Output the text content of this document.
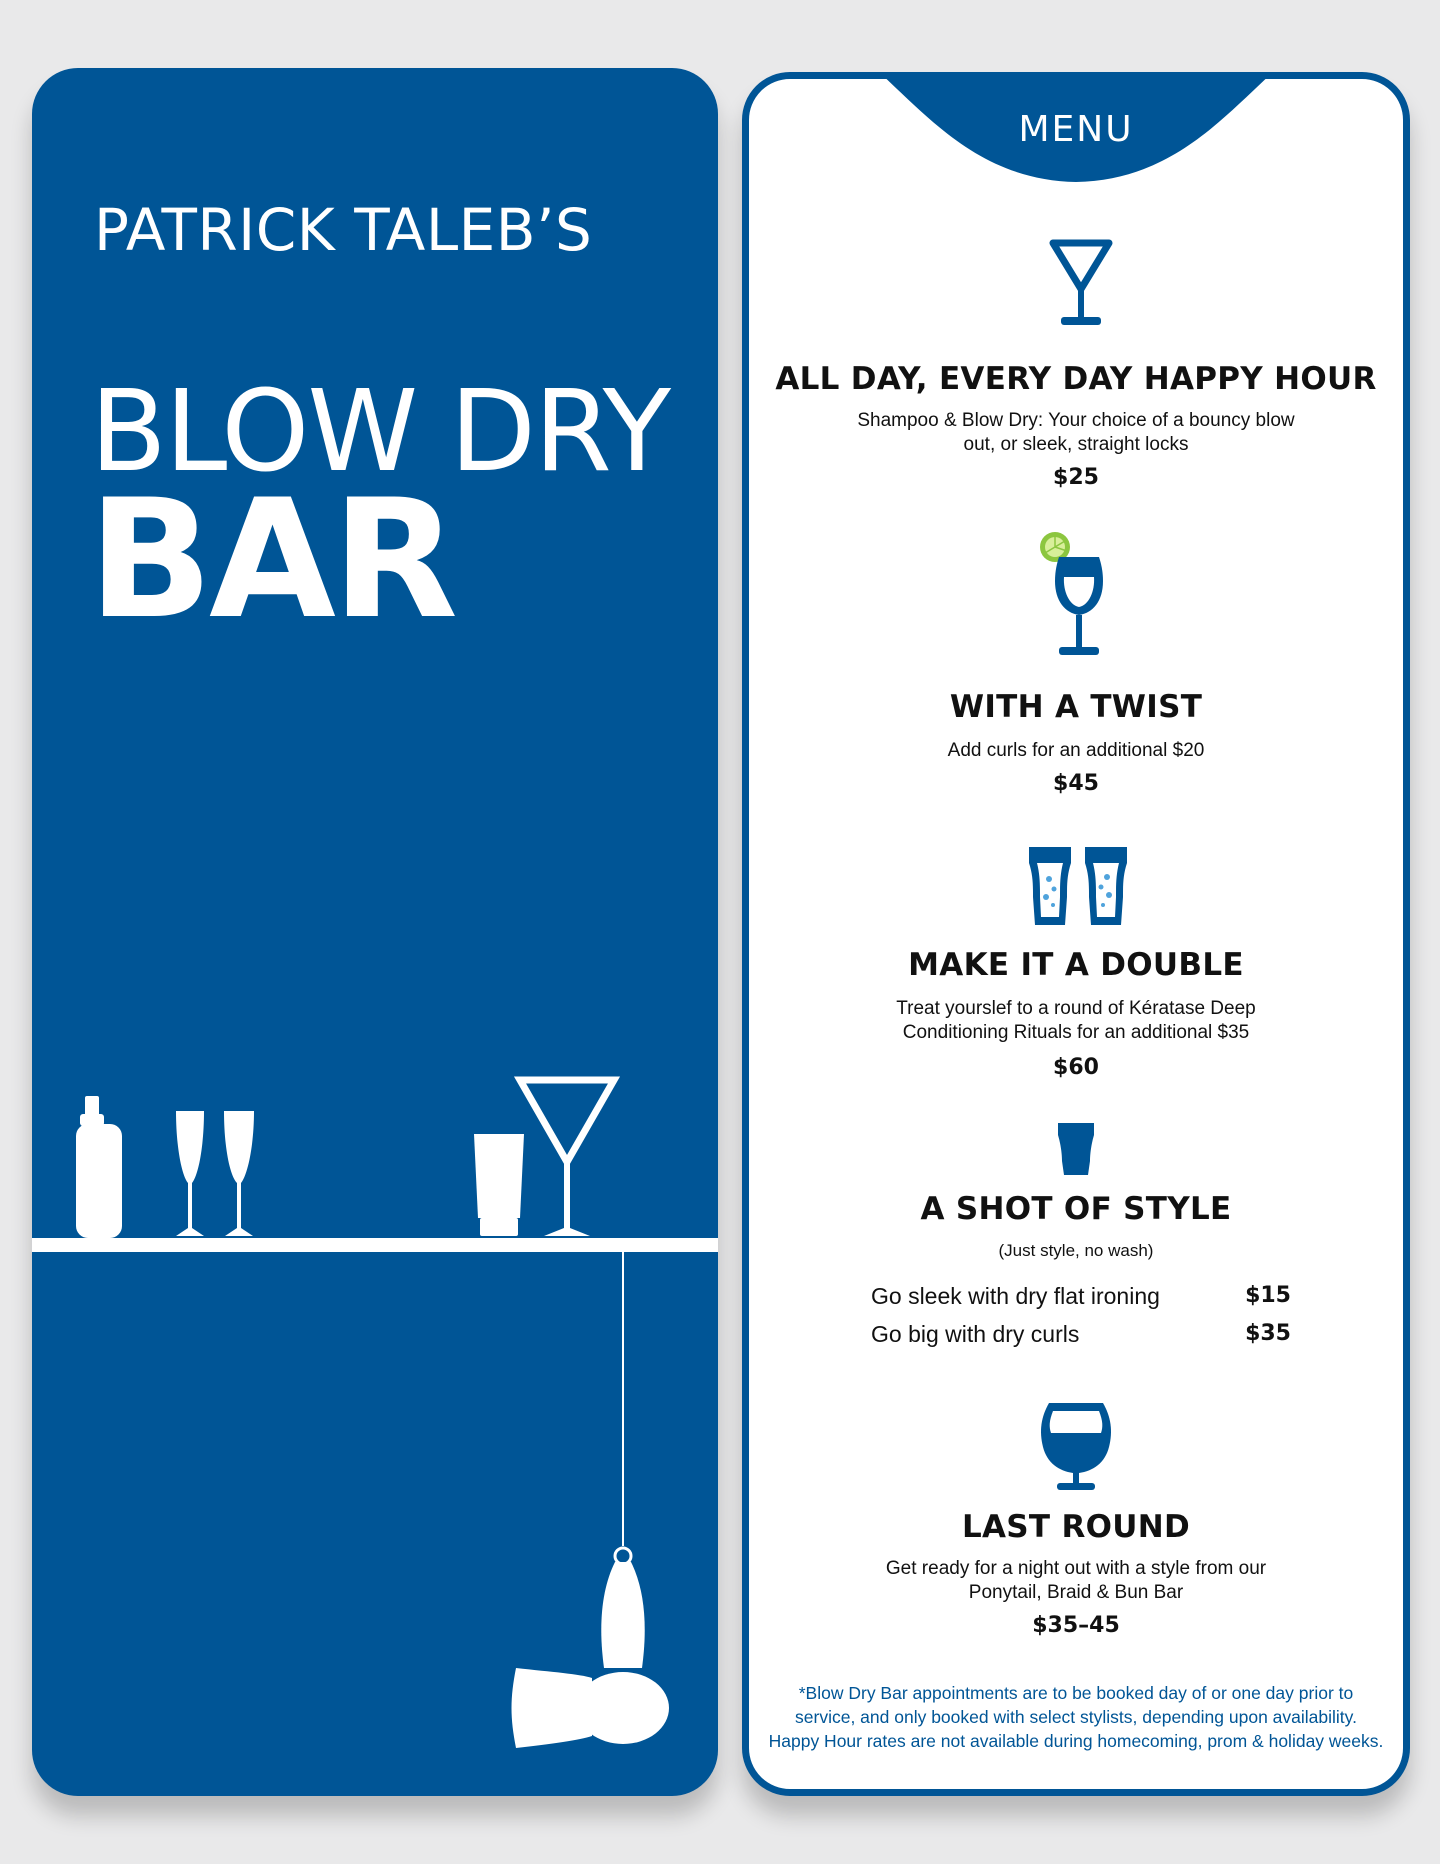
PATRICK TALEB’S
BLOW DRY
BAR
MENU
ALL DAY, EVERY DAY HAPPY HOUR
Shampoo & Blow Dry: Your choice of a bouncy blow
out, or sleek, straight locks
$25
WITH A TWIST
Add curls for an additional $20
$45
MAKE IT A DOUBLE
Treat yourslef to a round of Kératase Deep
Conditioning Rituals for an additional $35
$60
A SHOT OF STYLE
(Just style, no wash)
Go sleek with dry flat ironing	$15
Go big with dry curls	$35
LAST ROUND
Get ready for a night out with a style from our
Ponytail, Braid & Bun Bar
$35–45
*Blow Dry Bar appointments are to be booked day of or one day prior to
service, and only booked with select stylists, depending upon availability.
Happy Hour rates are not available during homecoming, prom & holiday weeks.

----------

_Given task_:
Return only the count of lines in the records that hold the word "sleek".

_Solution to this task_:
2